(Stored dataset items)
※ ※ ※

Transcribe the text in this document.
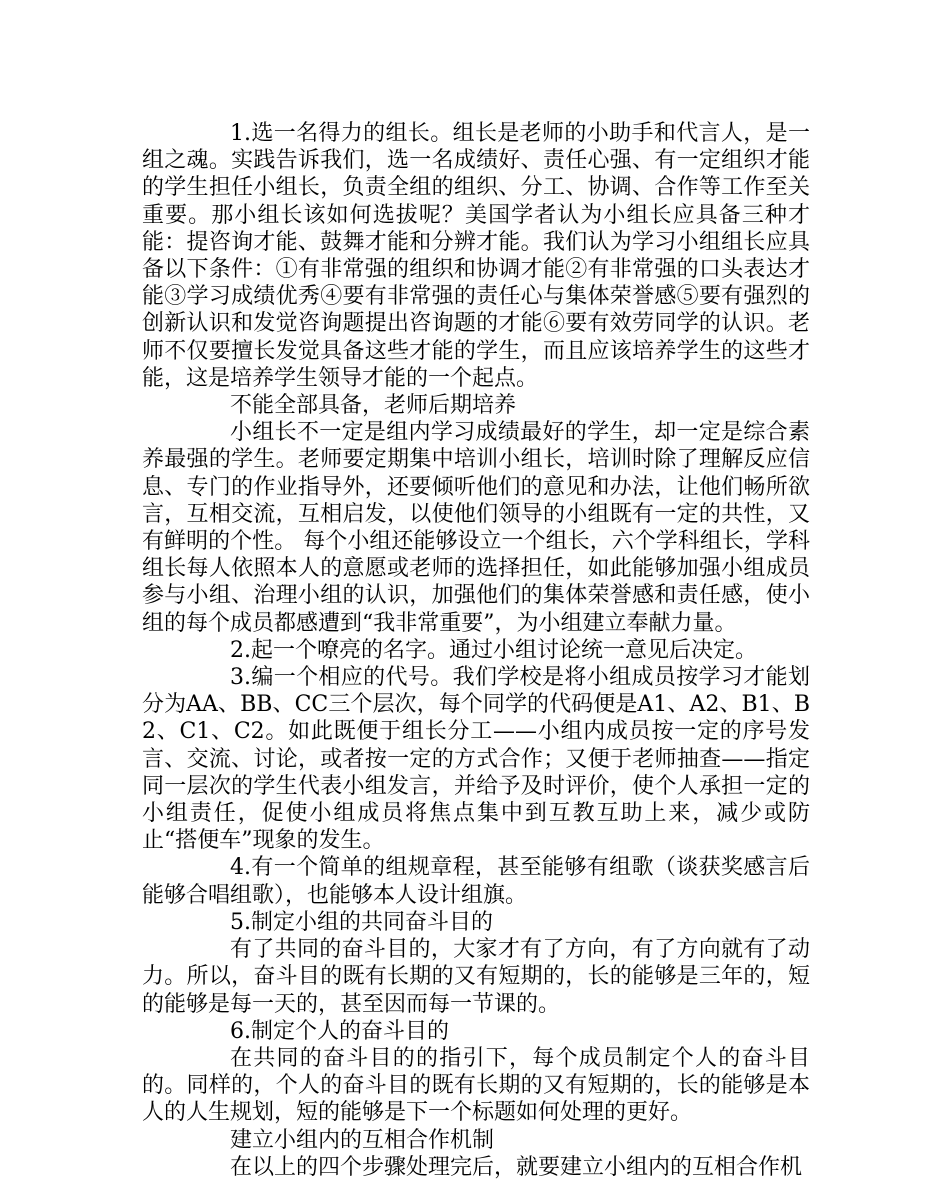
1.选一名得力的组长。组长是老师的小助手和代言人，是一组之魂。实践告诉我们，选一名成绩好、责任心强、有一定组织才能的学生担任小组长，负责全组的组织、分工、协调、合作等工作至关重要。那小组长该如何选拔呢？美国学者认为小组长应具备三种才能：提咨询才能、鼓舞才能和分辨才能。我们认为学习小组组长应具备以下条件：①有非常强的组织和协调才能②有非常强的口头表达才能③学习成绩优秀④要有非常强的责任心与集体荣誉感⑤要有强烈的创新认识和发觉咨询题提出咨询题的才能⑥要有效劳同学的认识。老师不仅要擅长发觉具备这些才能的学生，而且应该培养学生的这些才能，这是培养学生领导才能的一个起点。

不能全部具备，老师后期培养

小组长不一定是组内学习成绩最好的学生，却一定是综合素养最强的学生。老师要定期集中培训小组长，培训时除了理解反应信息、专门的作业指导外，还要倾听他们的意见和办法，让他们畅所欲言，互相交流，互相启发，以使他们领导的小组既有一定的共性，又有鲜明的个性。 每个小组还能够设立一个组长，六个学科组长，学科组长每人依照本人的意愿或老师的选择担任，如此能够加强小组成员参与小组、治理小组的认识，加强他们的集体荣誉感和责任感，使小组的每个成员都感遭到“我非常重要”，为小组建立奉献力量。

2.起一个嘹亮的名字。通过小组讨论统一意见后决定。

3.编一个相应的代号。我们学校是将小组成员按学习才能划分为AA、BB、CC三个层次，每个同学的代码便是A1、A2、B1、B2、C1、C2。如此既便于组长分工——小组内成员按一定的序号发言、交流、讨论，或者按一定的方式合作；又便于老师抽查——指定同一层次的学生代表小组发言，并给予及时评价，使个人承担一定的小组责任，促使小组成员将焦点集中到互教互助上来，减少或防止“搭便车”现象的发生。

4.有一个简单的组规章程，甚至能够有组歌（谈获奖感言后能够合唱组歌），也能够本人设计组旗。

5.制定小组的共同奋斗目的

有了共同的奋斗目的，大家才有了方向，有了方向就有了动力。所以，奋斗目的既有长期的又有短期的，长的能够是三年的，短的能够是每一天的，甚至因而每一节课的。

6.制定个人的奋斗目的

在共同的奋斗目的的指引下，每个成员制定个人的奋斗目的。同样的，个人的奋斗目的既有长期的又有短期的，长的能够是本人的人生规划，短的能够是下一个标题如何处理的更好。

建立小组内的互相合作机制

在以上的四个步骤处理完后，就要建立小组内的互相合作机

※ ※ ※

*SET EXERCISE:* Every line of the data above should be quoted exactly. Omit the pictures.

*SOLUTION BELOW:*
Transcribe the text in this document.
1.选一名得力的组长。组长是老师的小助手和代言人，是一组之魂。实践告诉我们，选一名成绩好、责任心强、有一定组织才能的学生担任小组长，负责全组的组织、分工、协调、合作等工作至关重要。那小组长该如何选拔呢？美国学者认为小组长应具备三种才能：提咨询才能、鼓舞才能和分辨才能。我们认为学习小组组长应具备以下条件：①有非常强的组织和协调才能②有非常强的口头表达才能③学习成绩优秀④要有非常强的责任心与集体荣誉感⑤要有强烈的创新认识和发觉咨询题提出咨询题的才能⑥要有效劳同学的认识。老师不仅要擅长发觉具备这些才能的学生，而且应该培养学生的这些才能，这是培养学生领导才能的一个起点。

不能全部具备，老师后期培养

小组长不一定是组内学习成绩最好的学生，却一定是综合素养最强的学生。老师要定期集中培训小组长，培训时除了理解反应信息、专门的作业指导外，还要倾听他们的意见和办法，让他们畅所欲言，互相交流，互相启发，以使他们领导的小组既有一定的共性，又有鲜明的个性。 每个小组还能够设立一个组长，六个学科组长，学科组长每人依照本人的意愿或老师的选择担任，如此能够加强小组成员参与小组、治理小组的认识，加强他们的集体荣誉感和责任感，使小组的每个成员都感遭到“我非常重要”，为小组建立奉献力量。

2.起一个嘹亮的名字。通过小组讨论统一意见后决定。

3.编一个相应的代号。我们学校是将小组成员按学习才能划分为AA、BB、CC三个层次，每个同学的代码便是A1、A2、B1、B2、C1、C2。如此既便于组长分工——小组内成员按一定的序号发言、交流、讨论，或者按一定的方式合作；又便于老师抽查——指定同一层次的学生代表小组发言，并给予及时评价，使个人承担一定的小组责任，促使小组成员将焦点集中到互教互助上来，减少或防止“搭便车”现象的发生。

4.有一个简单的组规章程，甚至能够有组歌（谈获奖感言后能够合唱组歌），也能够本人设计组旗。

5.制定小组的共同奋斗目的

有了共同的奋斗目的，大家才有了方向，有了方向就有了动力。所以，奋斗目的既有长期的又有短期的，长的能够是三年的，短的能够是每一天的，甚至因而每一节课的。

6.制定个人的奋斗目的

在共同的奋斗目的的指引下，每个成员制定个人的奋斗目的。同样的，个人的奋斗目的既有长期的又有短期的，长的能够是本人的人生规划，短的能够是下一个标题如何处理的更好。

建立小组内的互相合作机制

在以上的四个步骤处理完后，就要建立小组内的互相合作机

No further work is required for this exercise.